Element boundary records:
-----

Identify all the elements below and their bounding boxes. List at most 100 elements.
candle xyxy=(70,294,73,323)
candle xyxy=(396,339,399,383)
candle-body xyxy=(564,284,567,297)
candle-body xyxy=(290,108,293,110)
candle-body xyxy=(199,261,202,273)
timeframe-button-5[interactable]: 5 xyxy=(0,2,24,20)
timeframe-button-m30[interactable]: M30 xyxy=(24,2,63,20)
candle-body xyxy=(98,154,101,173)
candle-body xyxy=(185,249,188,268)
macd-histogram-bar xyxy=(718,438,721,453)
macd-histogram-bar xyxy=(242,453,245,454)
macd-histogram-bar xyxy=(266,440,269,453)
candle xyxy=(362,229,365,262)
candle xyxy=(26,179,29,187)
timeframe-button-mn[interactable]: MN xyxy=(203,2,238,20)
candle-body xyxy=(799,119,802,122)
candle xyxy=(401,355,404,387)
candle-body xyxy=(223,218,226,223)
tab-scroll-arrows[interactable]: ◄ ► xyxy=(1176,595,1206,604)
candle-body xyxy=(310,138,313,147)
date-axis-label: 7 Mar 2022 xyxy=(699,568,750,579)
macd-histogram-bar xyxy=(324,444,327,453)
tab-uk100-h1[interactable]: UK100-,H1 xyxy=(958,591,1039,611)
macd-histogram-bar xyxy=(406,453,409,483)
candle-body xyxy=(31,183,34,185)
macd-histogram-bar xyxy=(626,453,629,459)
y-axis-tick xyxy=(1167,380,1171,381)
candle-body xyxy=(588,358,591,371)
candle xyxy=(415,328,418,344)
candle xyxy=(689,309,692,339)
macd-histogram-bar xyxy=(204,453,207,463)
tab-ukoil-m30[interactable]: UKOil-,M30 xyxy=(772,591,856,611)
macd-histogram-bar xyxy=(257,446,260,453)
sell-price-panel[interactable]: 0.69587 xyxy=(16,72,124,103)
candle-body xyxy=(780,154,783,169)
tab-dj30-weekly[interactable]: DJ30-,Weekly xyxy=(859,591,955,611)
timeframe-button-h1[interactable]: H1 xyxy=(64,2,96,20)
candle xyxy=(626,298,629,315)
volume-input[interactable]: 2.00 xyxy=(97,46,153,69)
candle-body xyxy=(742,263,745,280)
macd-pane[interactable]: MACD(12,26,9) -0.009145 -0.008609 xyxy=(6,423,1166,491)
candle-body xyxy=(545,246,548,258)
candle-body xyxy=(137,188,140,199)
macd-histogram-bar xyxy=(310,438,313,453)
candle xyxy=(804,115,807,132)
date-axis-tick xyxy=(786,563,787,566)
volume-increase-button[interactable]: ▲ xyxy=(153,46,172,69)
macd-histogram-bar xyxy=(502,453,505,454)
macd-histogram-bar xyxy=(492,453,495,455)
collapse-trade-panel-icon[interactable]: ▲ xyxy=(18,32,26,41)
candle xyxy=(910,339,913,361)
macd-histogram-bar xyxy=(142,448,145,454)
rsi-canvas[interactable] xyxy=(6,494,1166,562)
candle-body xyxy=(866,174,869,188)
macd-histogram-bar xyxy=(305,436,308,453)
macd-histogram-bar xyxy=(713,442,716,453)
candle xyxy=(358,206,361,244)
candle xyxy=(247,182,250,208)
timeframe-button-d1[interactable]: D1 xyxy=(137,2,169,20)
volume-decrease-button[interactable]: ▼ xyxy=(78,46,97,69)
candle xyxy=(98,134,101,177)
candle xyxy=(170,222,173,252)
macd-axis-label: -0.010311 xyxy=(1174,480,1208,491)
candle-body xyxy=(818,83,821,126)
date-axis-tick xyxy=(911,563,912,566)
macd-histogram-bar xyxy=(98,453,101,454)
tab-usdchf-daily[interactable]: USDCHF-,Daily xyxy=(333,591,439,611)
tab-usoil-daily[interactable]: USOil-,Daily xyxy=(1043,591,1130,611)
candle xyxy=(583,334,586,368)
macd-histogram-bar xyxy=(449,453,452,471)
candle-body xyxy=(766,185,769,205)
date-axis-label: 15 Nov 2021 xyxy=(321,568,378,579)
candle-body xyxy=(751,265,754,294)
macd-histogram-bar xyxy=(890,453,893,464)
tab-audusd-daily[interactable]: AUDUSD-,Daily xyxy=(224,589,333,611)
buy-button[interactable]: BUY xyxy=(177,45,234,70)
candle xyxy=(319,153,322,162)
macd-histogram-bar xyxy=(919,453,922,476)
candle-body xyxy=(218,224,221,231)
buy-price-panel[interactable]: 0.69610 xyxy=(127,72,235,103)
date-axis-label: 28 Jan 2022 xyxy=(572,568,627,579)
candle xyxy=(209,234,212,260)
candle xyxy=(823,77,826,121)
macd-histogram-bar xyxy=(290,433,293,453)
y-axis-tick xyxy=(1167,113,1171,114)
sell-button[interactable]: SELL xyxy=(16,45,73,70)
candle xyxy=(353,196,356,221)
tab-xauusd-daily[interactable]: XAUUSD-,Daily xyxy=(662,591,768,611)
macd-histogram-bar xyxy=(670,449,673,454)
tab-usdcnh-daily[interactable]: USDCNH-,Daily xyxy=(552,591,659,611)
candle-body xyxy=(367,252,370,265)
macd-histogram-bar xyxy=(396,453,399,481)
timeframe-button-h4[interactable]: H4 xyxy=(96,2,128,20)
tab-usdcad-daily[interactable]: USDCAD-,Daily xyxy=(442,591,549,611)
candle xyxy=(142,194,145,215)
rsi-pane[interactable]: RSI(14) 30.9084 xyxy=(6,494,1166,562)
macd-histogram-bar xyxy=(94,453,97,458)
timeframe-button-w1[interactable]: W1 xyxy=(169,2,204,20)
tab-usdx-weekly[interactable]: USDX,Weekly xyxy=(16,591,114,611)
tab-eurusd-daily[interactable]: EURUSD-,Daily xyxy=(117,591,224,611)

-----

**TASK DESCRIPTION**
Rewrite the lines above as a numbered list, leaving out any blank lines.

**ANSWER BELOW**
1. Identify all the elements below and their bounding boxes. List at most 100 elements.
2. candle xyxy=(70,294,73,323)
3. candle xyxy=(396,339,399,383)
4. candle-body xyxy=(564,284,567,297)
5. candle-body xyxy=(290,108,293,110)
6. candle-body xyxy=(199,261,202,273)
7. timeframe-button-5[interactable]: 5 xyxy=(0,2,24,20)
8. timeframe-button-m30[interactable]: M30 xyxy=(24,2,63,20)
9. candle-body xyxy=(98,154,101,173)
10. candle-body xyxy=(185,249,188,268)
11. macd-histogram-bar xyxy=(718,438,721,453)
12. macd-histogram-bar xyxy=(242,453,245,454)
13. macd-histogram-bar xyxy=(266,440,269,453)
14. candle xyxy=(362,229,365,262)
15. candle xyxy=(26,179,29,187)
16. timeframe-button-mn[interactable]: MN xyxy=(203,2,238,20)
17. candle-body xyxy=(799,119,802,122)
18. candle xyxy=(401,355,404,387)
19. candle-body xyxy=(223,218,226,223)
20. tab-scroll-arrows[interactable]: ◄ ► xyxy=(1176,595,1206,604)
21. candle-body xyxy=(310,138,313,147)
22. date-axis-label: 7 Mar 2022 xyxy=(699,568,750,579)
23. macd-histogram-bar xyxy=(324,444,327,453)
24. tab-uk100-h1[interactable]: UK100-,H1 xyxy=(958,591,1039,611)
25. macd-histogram-bar xyxy=(406,453,409,483)
26. candle-body xyxy=(31,183,34,185)
27. macd-histogram-bar xyxy=(626,453,629,459)
28. y-axis-tick xyxy=(1167,380,1171,381)
29. candle-body xyxy=(588,358,591,371)
30. candle xyxy=(415,328,418,344)
31. candle xyxy=(689,309,692,339)
32. macd-histogram-bar xyxy=(204,453,207,463)
33. tab-ukoil-m30[interactable]: UKOil-,M30 xyxy=(772,591,856,611)
34. macd-histogram-bar xyxy=(257,446,260,453)
35. sell-price-panel[interactable]: 0.69587 xyxy=(16,72,124,103)
36. candle-body xyxy=(780,154,783,169)
37. tab-dj30-weekly[interactable]: DJ30-,Weekly xyxy=(859,591,955,611)
38. timeframe-button-h1[interactable]: H1 xyxy=(64,2,96,20)
39. candle xyxy=(626,298,629,315)
40. volume-input[interactable]: 2.00 xyxy=(97,46,153,69)
41. candle-body xyxy=(742,263,745,280)
42. macd-pane[interactable]: MACD(12,26,9) -0.009145 -0.008609 xyxy=(6,423,1166,491)
43. candle-body xyxy=(545,246,548,258)
44. candle-body xyxy=(137,188,140,199)
45. macd-histogram-bar xyxy=(310,438,313,453)
46. candle xyxy=(804,115,807,132)
47. date-axis-tick xyxy=(786,563,787,566)
48. volume-increase-button[interactable]: ▲ xyxy=(153,46,172,69)
49. macd-histogram-bar xyxy=(502,453,505,454)
50. macd-histogram-bar xyxy=(492,453,495,455)
51. collapse-trade-panel-icon[interactable]: ▲ xyxy=(18,32,26,41)
52. candle xyxy=(910,339,913,361)
53. macd-histogram-bar xyxy=(142,448,145,454)
54. rsi-canvas[interactable] xyxy=(6,494,1166,562)
55. candle-body xyxy=(866,174,869,188)
56. macd-histogram-bar xyxy=(305,436,308,453)
57. macd-histogram-bar xyxy=(713,442,716,453)
58. candle xyxy=(358,206,361,244)
59. candle xyxy=(247,182,250,208)
60. timeframe-button-d1[interactable]: D1 xyxy=(137,2,169,20)
61. volume-decrease-button[interactable]: ▼ xyxy=(78,46,97,69)
62. candle xyxy=(98,134,101,177)
63. candle xyxy=(170,222,173,252)
64. macd-axis-label: -0.010311 xyxy=(1174,480,1208,491)
65. candle-body xyxy=(818,83,821,126)
66. date-axis-tick xyxy=(911,563,912,566)
67. macd-histogram-bar xyxy=(98,453,101,454)
68. tab-usdchf-daily[interactable]: USDCHF-,Daily xyxy=(333,591,439,611)
69. tab-usoil-daily[interactable]: USOil-,Daily xyxy=(1043,591,1130,611)
70. candle xyxy=(583,334,586,368)
71. macd-histogram-bar xyxy=(449,453,452,471)
72. candle-body xyxy=(766,185,769,205)
73. date-axis-label: 15 Nov 2021 xyxy=(321,568,378,579)
74. candle-body xyxy=(751,265,754,294)
75. macd-histogram-bar xyxy=(890,453,893,464)
76. tab-audusd-daily[interactable]: AUDUSD-,Daily xyxy=(224,589,333,611)
77. buy-button[interactable]: BUY xyxy=(177,45,234,70)
78. candle xyxy=(319,153,322,162)
79. macd-histogram-bar xyxy=(919,453,922,476)
80. candle-body xyxy=(218,224,221,231)
81. buy-price-panel[interactable]: 0.69610 xyxy=(127,72,235,103)
82. date-axis-label: 28 Jan 2022 xyxy=(572,568,627,579)
83. candle xyxy=(209,234,212,260)
84. candle xyxy=(823,77,826,121)
85. macd-histogram-bar xyxy=(290,433,293,453)
86. y-axis-tick xyxy=(1167,113,1171,114)
87. sell-button[interactable]: SELL xyxy=(16,45,73,70)
88. candle xyxy=(353,196,356,221)
89. tab-xauusd-daily[interactable]: XAUUSD-,Daily xyxy=(662,591,768,611)
90. macd-histogram-bar xyxy=(670,449,673,454)
91. tab-usdcnh-daily[interactable]: USDCNH-,Daily xyxy=(552,591,659,611)
92. candle-body xyxy=(367,252,370,265)
93. macd-histogram-bar xyxy=(396,453,399,481)
94. timeframe-button-h4[interactable]: H4 xyxy=(96,2,128,20)
95. tab-usdcad-daily[interactable]: USDCAD-,Daily xyxy=(442,591,549,611)
96. candle xyxy=(142,194,145,215)
97. rsi-pane[interactable]: RSI(14) 30.9084 xyxy=(6,494,1166,562)
98. macd-histogram-bar xyxy=(94,453,97,458)
99. timeframe-button-w1[interactable]: W1 xyxy=(169,2,204,20)
100. tab-usdx-weekly[interactable]: USDX,Weekly xyxy=(16,591,114,611)
101. tab-eurusd-daily[interactable]: EURUSD-,Daily xyxy=(117,591,224,611)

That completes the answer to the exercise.